Reading the listing below, count the lines that contain the word "name" and give that count alone.
****************
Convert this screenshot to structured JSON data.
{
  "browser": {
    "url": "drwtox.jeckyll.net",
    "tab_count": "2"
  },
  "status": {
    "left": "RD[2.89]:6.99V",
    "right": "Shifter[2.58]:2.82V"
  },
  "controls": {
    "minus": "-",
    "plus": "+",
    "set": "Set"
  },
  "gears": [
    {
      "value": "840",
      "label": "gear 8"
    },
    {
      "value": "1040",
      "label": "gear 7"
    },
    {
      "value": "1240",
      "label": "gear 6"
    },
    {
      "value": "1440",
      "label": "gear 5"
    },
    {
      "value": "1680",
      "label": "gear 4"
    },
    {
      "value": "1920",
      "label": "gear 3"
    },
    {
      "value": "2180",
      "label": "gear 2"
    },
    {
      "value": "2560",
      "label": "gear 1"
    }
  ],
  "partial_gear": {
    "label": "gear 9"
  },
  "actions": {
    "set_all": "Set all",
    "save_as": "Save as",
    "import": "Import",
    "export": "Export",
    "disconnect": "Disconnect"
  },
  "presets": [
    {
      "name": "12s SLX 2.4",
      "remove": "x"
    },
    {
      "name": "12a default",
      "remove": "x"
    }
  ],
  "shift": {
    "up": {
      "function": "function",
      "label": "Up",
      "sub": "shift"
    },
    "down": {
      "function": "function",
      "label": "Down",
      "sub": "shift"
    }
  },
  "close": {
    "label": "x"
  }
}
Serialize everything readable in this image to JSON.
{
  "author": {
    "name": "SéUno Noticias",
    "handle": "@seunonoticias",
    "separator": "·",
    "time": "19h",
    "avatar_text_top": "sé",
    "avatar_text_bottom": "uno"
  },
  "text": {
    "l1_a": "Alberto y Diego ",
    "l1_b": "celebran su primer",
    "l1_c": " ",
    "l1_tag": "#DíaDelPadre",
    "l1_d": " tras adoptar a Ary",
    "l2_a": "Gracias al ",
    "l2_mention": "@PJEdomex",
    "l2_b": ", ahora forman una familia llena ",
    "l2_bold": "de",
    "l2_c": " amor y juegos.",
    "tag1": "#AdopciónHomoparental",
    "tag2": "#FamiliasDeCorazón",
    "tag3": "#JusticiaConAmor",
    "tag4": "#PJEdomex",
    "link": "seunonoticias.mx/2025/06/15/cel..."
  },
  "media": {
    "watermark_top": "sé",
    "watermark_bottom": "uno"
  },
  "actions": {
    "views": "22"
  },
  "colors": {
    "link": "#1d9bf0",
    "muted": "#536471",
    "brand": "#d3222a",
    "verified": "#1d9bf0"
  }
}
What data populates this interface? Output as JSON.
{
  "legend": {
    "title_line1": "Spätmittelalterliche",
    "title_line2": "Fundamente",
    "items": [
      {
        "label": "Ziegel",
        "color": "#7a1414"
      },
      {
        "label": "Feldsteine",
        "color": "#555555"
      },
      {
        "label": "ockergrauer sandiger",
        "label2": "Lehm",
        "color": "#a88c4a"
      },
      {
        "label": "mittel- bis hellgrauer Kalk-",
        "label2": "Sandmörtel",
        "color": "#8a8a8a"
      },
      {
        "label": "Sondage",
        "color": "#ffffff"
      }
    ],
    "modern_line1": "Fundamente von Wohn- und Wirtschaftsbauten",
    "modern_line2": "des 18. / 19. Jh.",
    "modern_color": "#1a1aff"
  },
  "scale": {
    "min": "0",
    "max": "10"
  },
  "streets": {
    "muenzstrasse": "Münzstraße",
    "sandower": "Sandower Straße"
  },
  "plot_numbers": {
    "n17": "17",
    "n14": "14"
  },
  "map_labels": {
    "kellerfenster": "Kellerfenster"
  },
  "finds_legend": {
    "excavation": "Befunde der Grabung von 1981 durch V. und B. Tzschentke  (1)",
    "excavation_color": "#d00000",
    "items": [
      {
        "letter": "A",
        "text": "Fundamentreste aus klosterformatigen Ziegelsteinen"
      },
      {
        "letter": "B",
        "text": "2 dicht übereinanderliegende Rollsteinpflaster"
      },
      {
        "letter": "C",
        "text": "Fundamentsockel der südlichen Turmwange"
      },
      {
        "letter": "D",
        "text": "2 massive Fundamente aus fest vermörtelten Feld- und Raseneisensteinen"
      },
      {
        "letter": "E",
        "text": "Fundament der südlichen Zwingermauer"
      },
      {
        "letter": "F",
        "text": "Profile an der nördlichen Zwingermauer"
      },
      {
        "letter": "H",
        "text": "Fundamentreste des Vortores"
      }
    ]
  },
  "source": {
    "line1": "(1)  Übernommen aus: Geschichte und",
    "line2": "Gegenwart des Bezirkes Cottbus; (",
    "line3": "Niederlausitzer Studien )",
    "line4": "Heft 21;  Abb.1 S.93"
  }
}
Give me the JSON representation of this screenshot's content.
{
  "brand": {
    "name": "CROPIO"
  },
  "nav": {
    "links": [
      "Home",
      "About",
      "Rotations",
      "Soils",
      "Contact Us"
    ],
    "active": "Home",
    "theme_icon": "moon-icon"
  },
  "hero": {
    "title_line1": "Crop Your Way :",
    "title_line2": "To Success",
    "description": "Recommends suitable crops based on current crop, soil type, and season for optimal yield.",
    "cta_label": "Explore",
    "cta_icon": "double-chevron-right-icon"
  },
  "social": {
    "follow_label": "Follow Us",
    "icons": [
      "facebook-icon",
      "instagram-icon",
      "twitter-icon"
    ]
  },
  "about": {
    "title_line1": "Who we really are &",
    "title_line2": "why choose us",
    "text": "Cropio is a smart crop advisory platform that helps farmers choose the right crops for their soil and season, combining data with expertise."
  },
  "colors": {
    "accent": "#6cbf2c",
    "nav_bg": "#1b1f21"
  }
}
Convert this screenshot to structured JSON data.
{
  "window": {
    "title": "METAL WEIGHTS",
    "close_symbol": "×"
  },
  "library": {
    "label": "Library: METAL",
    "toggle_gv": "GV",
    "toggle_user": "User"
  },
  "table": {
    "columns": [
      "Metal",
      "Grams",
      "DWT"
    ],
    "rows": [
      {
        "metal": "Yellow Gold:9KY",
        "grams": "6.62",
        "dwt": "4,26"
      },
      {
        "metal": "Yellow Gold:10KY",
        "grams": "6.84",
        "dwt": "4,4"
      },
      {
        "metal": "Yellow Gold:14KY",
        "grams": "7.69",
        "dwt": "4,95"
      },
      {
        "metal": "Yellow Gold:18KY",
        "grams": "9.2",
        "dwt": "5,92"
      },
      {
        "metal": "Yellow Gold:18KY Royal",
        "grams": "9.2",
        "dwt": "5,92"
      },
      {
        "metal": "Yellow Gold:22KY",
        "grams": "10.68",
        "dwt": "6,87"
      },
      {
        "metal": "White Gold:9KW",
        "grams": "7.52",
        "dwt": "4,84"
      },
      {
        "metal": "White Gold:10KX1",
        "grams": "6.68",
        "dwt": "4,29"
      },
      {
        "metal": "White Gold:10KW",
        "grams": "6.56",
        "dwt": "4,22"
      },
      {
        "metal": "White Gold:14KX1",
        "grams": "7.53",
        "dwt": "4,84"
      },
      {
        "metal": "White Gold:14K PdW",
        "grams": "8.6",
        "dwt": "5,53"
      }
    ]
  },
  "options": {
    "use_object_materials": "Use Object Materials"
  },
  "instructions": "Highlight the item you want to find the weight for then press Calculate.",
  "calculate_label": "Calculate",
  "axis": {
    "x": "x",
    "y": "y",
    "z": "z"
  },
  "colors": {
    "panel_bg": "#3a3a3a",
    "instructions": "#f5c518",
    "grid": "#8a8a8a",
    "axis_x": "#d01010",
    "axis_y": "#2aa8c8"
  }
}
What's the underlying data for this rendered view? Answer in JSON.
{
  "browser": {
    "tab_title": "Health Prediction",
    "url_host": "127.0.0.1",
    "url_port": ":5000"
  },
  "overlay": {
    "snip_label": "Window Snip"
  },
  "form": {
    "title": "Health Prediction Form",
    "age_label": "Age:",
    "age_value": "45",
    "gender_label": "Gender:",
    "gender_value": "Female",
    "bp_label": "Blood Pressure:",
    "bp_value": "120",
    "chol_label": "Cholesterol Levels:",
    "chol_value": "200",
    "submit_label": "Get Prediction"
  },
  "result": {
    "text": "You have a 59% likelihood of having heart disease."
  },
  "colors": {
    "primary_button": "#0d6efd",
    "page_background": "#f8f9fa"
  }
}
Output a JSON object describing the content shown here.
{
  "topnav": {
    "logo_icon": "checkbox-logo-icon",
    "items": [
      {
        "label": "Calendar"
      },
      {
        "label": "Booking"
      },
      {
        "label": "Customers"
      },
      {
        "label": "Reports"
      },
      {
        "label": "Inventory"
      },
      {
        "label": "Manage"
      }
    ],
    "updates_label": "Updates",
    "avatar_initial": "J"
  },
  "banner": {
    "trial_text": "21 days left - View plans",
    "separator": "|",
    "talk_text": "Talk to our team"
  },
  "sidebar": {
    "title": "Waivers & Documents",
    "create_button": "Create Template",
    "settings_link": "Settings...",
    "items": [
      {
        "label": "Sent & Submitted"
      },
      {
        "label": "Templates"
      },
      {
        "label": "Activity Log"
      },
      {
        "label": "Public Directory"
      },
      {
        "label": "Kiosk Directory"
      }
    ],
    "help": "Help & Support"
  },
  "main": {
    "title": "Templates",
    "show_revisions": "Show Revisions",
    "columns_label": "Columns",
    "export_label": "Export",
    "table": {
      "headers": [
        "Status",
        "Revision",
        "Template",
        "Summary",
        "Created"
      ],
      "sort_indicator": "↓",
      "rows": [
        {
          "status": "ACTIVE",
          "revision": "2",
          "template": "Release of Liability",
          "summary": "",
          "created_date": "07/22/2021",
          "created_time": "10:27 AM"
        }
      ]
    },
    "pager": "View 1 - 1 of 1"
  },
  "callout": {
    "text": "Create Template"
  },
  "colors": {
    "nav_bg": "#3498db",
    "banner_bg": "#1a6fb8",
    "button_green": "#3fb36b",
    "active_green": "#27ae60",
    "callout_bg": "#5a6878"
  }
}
****************
Exercise solution> 4